Texte de la page:
___
Cette notion de reproduction sociale ça me touche depuis toujours donc je trouvais ça important d’en parler
Venons à présent sur la trame de fond de l’album : l’aliénation, la folie contenue. Qu’est-ce qui t’attire dans cette folie ? Est-ce de la peur ou au contraire une certaine fascination ?
Un peu des deux je pense. C’est quelque chose qui a été présent dans ma vie, dans mon entourage. C’est aussi ce rapport à la marginalisation, de ne pas répondre aux codes d’une société. C’est au final quelque chose d’universel, nous avons tous une part de folie en nous et paradoxalement c’est souvent un sujet tabou, qui effraie et que la société tente de camoufler. Sur Paris, des gens flingués on en croise tous les jours. A la base, lorsque j’ai lancé mon premier projet Les Loges De La Folie, c’était pour donner ses lettres de noblesse à cette pathologie, de casser un tabou d’un sujet qui rebute.
Tu y abordes aussi de nombreux sujets de société. L’actualité c’est quelque chose qui nourrit aussi ton inspiration ?
Pour le coup, par exemple cette question du genre, je sais que c’est un sujet qui est présent dans les médias mais pour autant j’ai écrit ce texte avant que ça devienne à la mode à la télé. C’est un sujet qui me touchait donc j’ai voulu en parler. Cette notion de reproduction sociale ça me touche depuis toujours donc je trouvais ça important d’en parler.
Tu te livres aussi beaucoup dans ce projet ? Est-ce que c’est dur de parler de son intimité ?
___
Consigne 1:
Recopiez fidèlement la partie des enregistrements qui commence au tout début et se termine à la ligne contenant « based on ASCM: Performance », ces deux limites comprises.

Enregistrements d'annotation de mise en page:
___
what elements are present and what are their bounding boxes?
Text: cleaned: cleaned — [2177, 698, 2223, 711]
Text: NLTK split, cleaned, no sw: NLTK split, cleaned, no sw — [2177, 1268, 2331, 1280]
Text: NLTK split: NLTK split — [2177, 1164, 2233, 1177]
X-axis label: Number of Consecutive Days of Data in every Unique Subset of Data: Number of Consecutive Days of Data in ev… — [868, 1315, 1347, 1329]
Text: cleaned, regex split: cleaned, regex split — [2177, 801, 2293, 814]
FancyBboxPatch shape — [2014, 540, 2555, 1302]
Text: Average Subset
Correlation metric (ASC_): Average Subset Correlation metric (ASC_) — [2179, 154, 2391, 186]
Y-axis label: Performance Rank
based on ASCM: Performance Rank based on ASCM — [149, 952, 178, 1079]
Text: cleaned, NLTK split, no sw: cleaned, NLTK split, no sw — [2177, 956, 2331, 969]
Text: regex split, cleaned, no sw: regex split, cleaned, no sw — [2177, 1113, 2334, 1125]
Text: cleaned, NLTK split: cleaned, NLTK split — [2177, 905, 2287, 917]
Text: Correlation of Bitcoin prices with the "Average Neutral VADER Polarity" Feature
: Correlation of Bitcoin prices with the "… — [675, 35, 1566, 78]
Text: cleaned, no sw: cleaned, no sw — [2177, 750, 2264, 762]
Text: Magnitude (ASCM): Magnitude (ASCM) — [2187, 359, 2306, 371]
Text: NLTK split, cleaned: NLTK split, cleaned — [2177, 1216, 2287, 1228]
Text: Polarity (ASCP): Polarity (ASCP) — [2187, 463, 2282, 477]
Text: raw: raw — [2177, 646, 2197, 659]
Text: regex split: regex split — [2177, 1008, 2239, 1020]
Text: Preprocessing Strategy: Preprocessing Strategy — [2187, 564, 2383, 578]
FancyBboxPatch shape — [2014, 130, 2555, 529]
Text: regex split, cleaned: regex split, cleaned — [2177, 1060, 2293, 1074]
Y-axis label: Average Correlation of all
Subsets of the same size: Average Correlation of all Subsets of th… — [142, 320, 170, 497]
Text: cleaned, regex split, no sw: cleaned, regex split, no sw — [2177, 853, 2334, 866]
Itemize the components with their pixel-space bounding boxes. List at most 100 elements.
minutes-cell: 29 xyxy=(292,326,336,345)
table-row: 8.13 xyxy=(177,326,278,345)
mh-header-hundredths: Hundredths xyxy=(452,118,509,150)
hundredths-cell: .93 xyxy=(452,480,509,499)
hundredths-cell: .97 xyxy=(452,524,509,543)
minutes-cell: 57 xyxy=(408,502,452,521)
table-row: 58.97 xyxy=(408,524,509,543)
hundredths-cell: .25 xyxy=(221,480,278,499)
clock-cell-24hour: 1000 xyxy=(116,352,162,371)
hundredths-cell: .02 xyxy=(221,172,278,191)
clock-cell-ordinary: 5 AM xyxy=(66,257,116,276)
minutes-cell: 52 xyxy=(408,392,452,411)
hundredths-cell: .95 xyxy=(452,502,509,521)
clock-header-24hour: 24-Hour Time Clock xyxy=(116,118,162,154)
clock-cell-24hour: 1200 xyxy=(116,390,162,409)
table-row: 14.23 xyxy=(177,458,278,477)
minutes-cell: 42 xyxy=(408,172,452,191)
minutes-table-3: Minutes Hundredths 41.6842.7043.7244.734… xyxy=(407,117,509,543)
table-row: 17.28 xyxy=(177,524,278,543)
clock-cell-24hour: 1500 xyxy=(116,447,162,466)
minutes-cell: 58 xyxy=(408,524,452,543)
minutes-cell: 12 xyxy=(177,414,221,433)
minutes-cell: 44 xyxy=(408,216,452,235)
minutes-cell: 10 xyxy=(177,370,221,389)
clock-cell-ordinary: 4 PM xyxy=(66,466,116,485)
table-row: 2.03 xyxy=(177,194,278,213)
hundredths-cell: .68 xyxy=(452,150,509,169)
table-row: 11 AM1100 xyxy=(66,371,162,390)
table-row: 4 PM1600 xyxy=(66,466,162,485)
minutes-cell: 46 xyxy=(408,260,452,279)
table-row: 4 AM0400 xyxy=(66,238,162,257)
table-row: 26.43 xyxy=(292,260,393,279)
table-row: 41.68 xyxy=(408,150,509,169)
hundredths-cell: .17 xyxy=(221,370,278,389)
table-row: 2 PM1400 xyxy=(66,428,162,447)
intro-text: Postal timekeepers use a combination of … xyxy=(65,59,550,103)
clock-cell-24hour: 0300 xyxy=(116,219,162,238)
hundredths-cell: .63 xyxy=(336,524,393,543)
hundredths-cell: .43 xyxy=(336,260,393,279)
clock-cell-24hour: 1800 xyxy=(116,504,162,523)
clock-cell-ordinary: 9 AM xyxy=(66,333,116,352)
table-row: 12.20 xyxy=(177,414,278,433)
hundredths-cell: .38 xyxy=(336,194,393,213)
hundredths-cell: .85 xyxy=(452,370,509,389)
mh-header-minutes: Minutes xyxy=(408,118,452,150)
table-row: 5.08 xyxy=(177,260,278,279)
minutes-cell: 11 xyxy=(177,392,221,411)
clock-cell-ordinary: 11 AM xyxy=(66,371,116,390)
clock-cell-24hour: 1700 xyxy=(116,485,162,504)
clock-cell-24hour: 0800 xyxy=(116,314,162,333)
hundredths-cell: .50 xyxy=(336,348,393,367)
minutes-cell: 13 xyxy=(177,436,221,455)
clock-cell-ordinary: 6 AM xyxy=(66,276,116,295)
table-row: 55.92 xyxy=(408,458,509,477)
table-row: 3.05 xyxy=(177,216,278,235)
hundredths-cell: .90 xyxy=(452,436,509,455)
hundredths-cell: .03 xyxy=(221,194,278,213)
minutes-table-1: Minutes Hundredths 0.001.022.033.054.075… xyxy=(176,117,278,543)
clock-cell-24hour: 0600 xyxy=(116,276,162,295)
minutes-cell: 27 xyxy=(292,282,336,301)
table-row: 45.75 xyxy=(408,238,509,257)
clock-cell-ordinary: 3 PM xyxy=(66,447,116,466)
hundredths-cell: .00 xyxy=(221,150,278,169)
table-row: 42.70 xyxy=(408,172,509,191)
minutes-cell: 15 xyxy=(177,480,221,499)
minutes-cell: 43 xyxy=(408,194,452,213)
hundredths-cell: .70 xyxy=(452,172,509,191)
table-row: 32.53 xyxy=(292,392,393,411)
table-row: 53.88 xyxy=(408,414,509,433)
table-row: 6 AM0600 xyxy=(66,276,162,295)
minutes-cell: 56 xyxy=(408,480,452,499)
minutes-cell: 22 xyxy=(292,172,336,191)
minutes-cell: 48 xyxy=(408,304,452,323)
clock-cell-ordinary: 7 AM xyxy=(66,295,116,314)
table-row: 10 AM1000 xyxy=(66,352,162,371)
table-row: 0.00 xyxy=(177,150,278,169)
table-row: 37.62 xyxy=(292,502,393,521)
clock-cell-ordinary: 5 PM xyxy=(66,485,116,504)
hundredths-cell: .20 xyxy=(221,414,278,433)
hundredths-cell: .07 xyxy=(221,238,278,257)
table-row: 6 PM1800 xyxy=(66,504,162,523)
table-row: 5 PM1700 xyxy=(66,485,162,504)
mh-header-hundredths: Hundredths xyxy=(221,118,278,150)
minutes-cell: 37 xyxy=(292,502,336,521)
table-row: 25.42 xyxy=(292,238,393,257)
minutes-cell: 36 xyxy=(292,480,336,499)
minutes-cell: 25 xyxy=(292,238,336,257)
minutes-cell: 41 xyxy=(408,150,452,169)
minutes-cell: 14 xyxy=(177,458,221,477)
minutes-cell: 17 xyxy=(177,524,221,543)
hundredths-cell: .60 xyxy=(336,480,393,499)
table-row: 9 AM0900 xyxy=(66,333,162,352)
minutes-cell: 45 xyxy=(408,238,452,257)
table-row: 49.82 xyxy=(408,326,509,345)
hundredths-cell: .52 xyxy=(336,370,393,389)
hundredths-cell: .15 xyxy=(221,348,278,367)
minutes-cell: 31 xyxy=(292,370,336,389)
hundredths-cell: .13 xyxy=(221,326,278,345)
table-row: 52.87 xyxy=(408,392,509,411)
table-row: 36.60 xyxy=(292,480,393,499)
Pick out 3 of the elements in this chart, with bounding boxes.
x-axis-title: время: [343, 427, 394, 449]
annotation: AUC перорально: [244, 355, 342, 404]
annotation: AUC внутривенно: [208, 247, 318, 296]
___
Consigne 2:
Poursuivez l'entretien sur l'album à partir de l'endroit où il s'interrompt.

Réponse produite 1:
what elements are present and what are their bounding boxes?
Text: cleaned: cleaned — [2177, 698, 2223, 711]
Text: NLTK split, cleaned, no sw: NLTK split, cleaned, no sw — [2177, 1268, 2331, 1280]
Text: NLTK split: NLTK split — [2177, 1164, 2233, 1177]
X-axis label: Number of Consecutive Days of Data in every Unique Subset of Data: Number of Consecutive Days of Data in ev… — [868, 1315, 1347, 1329]
Text: cleaned, regex split: cleaned, regex split — [2177, 801, 2293, 814]
FancyBboxPatch shape — [2014, 540, 2555, 1302]
Text: Average Subset
Correlation metric (ASC_): Average Subset Correlation metric (ASC_) — [2179, 154, 2391, 186]
Y-axis label: Performance Rank
based on ASCM: Performance Rank based on ASCM — [149, 952, 178, 1079]

Réponse produite 2:
Ecrire ce n’est pas si difficile car à la base tu écris pour toi. Quand tu es en studio, à part l’ingé son personne ne partage cette intimité. Le plus dur c’est de passer l’étape où ta musique est entre toutes les oreilles. Mais à force d’avoir répété le texte, mixé etc tu n’abordes plus le texte de la même manière et ça rend la chose plus facile. Je suis parti de l’idée que la meilleure manière de parler aux gens c’était de parler de soi car c’est dans des détails qu’ils vont se reconnaître. Il y avait aussi une volonté de fermer avec ce projet une porte ouverte avec Les Loges de la Folie avec déjà ce projet très introspectif. Je m’inspire autant de moi que de ce que je peux voir autour de moi au quotidien.
Tu as vécu dans différents endroits dont au Canada. Penses-tu que ces lieux t’ont forgés ?
Forcément ! Ça ne peut qu’être bénéfique, tu te mets en danger en cassant ta routine.
Dans les couleurs musicales qu’on retrouve sur le projet, la part belle est faite à l’electro. C’est une volonté de ta part de sonner ainsi ?
Ça s’est fait naturellement même si c’est une transition qui s’est déjà amorcée dans mes précédents projets. Puis la rencontre avec BLV, qui vient de l’electro à la base, m’a poussé vers ces sonorités en me faisant sortir de mon carcan habituel. Au final ça tombait bien car j’avais envie de proposer ce genre de sonorité donc la rencontre tombait à pic.
Tu t’essaies à la chanson. Est-ce qu’à l’avenir on pourrait être amené à t’entendre encore plus sur ce registre ?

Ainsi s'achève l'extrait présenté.